#### [EXERCISE GOAL]
Write out every line of the rows below as a JSON list of strings, one string per line, with blank lines left out. Leave the pictures out of the answer.

[Begin RECORDS PROVIDED]

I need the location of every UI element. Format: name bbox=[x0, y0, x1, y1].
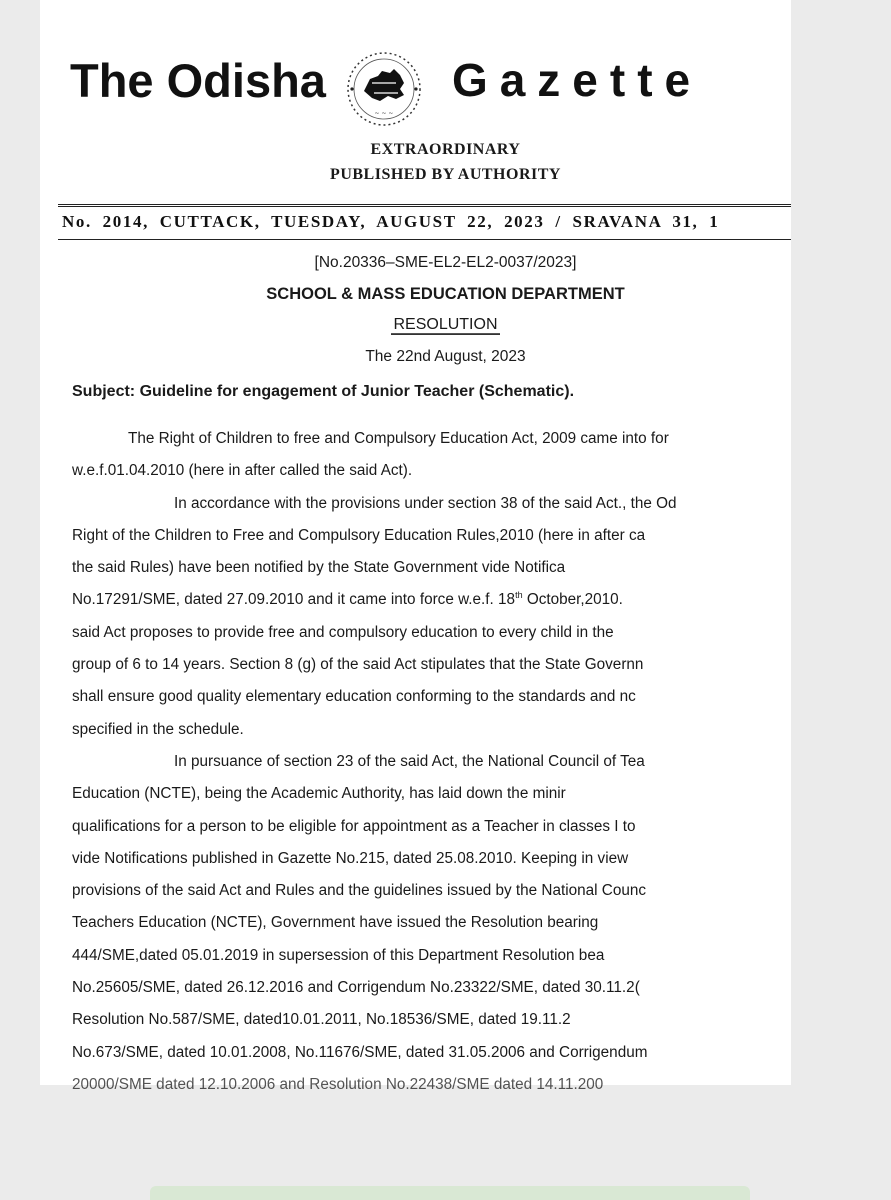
body-line: w.e.f.01.04.2010 (here in after called the said Act). bbox=[72, 462, 413, 480]
issue-line: No. 2014, CUTTACK, TUESDAY, AUGUST 22, 2023 / SRAVANA 31, 1 bbox=[62, 212, 720, 231]
bottom-green-strip bbox=[150, 1186, 750, 1200]
body-line: vide Notifications published in Gazette No.215, dated 25.08.2010. Keeping in view bbox=[72, 849, 629, 867]
body-line-part: October,2010. bbox=[522, 591, 623, 609]
body-line: In pursuance of section 23 of the said Act, the National Council of Tea bbox=[174, 752, 645, 770]
body-line: qualifications for a person to be eligible for appointment as a Teacher in classes I to bbox=[72, 817, 636, 835]
body-line-cut: 20000/SME dated 12.10.2006 and Resolution No.22438/SME dated 14.11.200 bbox=[72, 1075, 604, 1093]
body-line: 444/SME,dated 05.01.2019 in supersession of this Department Resolution bea bbox=[72, 946, 605, 964]
body-line bbox=[72, 584, 791, 616]
masthead bbox=[70, 50, 703, 117]
body-line: Education (NCTE), being the Academic Authority, has laid down the minir bbox=[72, 785, 566, 803]
resolution-heading-text: RESOLUTION bbox=[393, 316, 498, 333]
body-line: Right of the Children to Free and Compulsory Education Rules,2010 (here in after ca bbox=[72, 526, 646, 544]
body-line: shall ensure good quality elementary education conforming to the standards and nc bbox=[72, 688, 636, 706]
reference-number: [No.20336–SME-EL2-EL2-0037/2023] bbox=[314, 254, 577, 271]
body-line: the said Rules) have been notified by the State Government vide Notifica bbox=[72, 559, 566, 577]
masthead-title-left: The Odisha bbox=[70, 53, 326, 107]
extraordinary-label: EXTRAORDINARY bbox=[370, 141, 521, 158]
body-line: No.673/SME, dated 10.01.2008, No.11676/SME, dated 31.05.2006 and Corrigendum bbox=[72, 1043, 648, 1061]
top-rule-double bbox=[58, 206, 791, 207]
superscript: th bbox=[515, 590, 523, 601]
body-line: In accordance with the provisions under section 38 of the said Act., the Od bbox=[174, 494, 677, 512]
published-by-authority: PUBLISHED BY AUTHORITY bbox=[330, 166, 561, 183]
bottom-rule bbox=[58, 239, 791, 240]
body-line-part: No.17291/SME, dated 27.09.2010 and it came into force w.e.f. 18 bbox=[72, 591, 516, 609]
body-line: No.25605/SME, dated 26.12.2016 and Corrigendum No.23322/SME, dated 30.11.2( bbox=[72, 979, 640, 997]
resolution-date: The 22nd August, 2023 bbox=[365, 348, 526, 365]
svg-text:~ ~ ~: ~ ~ ~ bbox=[374, 110, 394, 117]
subject-line: Subject: Guideline for engagement of Junior Teacher (Schematic). bbox=[72, 383, 575, 400]
department-name: SCHOOL & MASS EDUCATION DEPARTMENT bbox=[266, 285, 625, 303]
body-line: group of 6 to 14 years. Section 8 (g) of the said Act stipulates that the State Governn bbox=[72, 656, 644, 674]
resolution-body bbox=[72, 423, 791, 1101]
top-rule bbox=[58, 204, 791, 205]
resolution-heading bbox=[0, 316, 891, 334]
body-line: provisions of the said Act and Rules and the guidelines issued by the National Counc bbox=[72, 882, 646, 900]
masthead-title-right: Gazette bbox=[451, 54, 703, 106]
body-line: specified in the schedule. bbox=[72, 720, 244, 738]
body-line: The Right of Children to free and Compulsory Education Act, 2009 came into for bbox=[128, 430, 669, 447]
body-line: Resolution No.587/SME, dated10.01.2011, No.18536/SME, dated 19.11.2 bbox=[72, 1011, 571, 1029]
body-line: Teachers Education (NCTE), Government have issued the Resolution bearing bbox=[72, 914, 599, 932]
body-line: said Act proposes to provide free and compulsory education to every child in the bbox=[72, 623, 614, 641]
odisha-emblem-icon bbox=[330, 49, 438, 129]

[End RECORDS PROVIDED]

#### [SOLUTION TO THIS EXERCISE]
[
  "I need the location of every UI element. Format: name bbox=[x0, y0, x1, y1].",
  "body-line: w.e.f.01.04.2010 (here in after called the said Act). bbox=[72, 462, 413, 480]",
  "issue-line: No. 2014, CUTTACK, TUESDAY, AUGUST 22, 2023 / SRAVANA 31, 1 bbox=[62, 212, 720, 231]",
  "bottom-green-strip bbox=[150, 1186, 750, 1200]",
  "body-line: vide Notifications published in Gazette No.215, dated 25.08.2010. Keeping in view bbox=[72, 849, 629, 867]",
  "body-line-part: October,2010. bbox=[522, 591, 623, 609]",
  "body-line: In pursuance of section 23 of the said Act, the National Council of Tea bbox=[174, 752, 645, 770]",
  "body-line: qualifications for a person to be eligible for appointment as a Teacher in classes I to bbox=[72, 817, 636, 835]",
  "body-line-cut: 20000/SME dated 12.10.2006 and Resolution No.22438/SME dated 14.11.200 bbox=[72, 1075, 604, 1093]",
  "body-line: 444/SME,dated 05.01.2019 in supersession of this Department Resolution bea bbox=[72, 946, 605, 964]",
  "body-line bbox=[72, 584, 791, 616]",
  "masthead bbox=[70, 50, 703, 117]",
  "body-line: Education (NCTE), being the Academic Authority, has laid down the minir bbox=[72, 785, 566, 803]",
  "resolution-heading-text: RESOLUTION bbox=[393, 316, 498, 333]",
  "body-line: Right of the Children to Free and Compulsory Education Rules,2010 (here in after ca bbox=[72, 526, 646, 544]",
  "body-line: shall ensure good quality elementary education conforming to the standards and nc bbox=[72, 688, 636, 706]",
  "reference-number: [No.20336–SME-EL2-EL2-0037/2023] bbox=[314, 254, 577, 271]",
  "body-line: the said Rules) have been notified by the State Government vide Notifica bbox=[72, 559, 566, 577]",
  "masthead-title-left: The Odisha bbox=[70, 53, 326, 107]",
  "extraordinary-label: EXTRAORDINARY bbox=[370, 141, 521, 158]",
  "body-line: No.673/SME, dated 10.01.2008, No.11676/SME, dated 31.05.2006 and Corrigendum bbox=[72, 1043, 648, 1061]",
  "top-rule-double bbox=[58, 206, 791, 207]",
  "superscript: th bbox=[515, 590, 523, 601]",
  "body-line: In accordance with the provisions under section 38 of the said Act., the Od bbox=[174, 494, 677, 512]",
  "published-by-authority: PUBLISHED BY AUTHORITY bbox=[330, 166, 561, 183]",
  "bottom-rule bbox=[58, 239, 791, 240]",
  "body-line-part: No.17291/SME, dated 27.09.2010 and it came into force w.e.f. 18 bbox=[72, 591, 516, 609]",
  "body-line: No.25605/SME, dated 26.12.2016 and Corrigendum No.23322/SME, dated 30.11.2( bbox=[72, 979, 640, 997]",
  "resolution-date: The 22nd August, 2023 bbox=[365, 348, 526, 365]",
  "svg-text:~ ~ ~: ~ ~ ~ bbox=[374, 110, 394, 117]",
  "subject-line: Subject: Guideline for engagement of Junior Teacher (Schematic). bbox=[72, 383, 575, 400]",
  "department-name: SCHOOL & MASS EDUCATION DEPARTMENT bbox=[266, 285, 625, 303]",
  "body-line: group of 6 to 14 years. Section 8 (g) of the said Act stipulates that the State Governn bbox=[72, 656, 644, 674]",
  "resolution-body bbox=[72, 423, 791, 1101]",
  "top-rule bbox=[58, 204, 791, 205]",
  "resolution-heading bbox=[0, 316, 891, 334]",
  "body-line: provisions of the said Act and Rules and the guidelines issued by the National Counc bbox=[72, 882, 646, 900]",
  "masthead-title-right: Gazette bbox=[451, 54, 703, 106]",
  "body-line: specified in the schedule. bbox=[72, 720, 244, 738]",
  "body-line: The Right of Children to free and Compulsory Education Act, 2009 came into for bbox=[128, 430, 669, 447]",
  "body-line: Resolution No.587/SME, dated10.01.2011, No.18536/SME, dated 19.11.2 bbox=[72, 1011, 571, 1029]",
  "body-line: Teachers Education (NCTE), Government have issued the Resolution bearing bbox=[72, 914, 599, 932]",
  "body-line: said Act proposes to provide free and compulsory education to every child in the bbox=[72, 623, 614, 641]",
  "odisha-emblem-icon bbox=[330, 49, 438, 129]"
]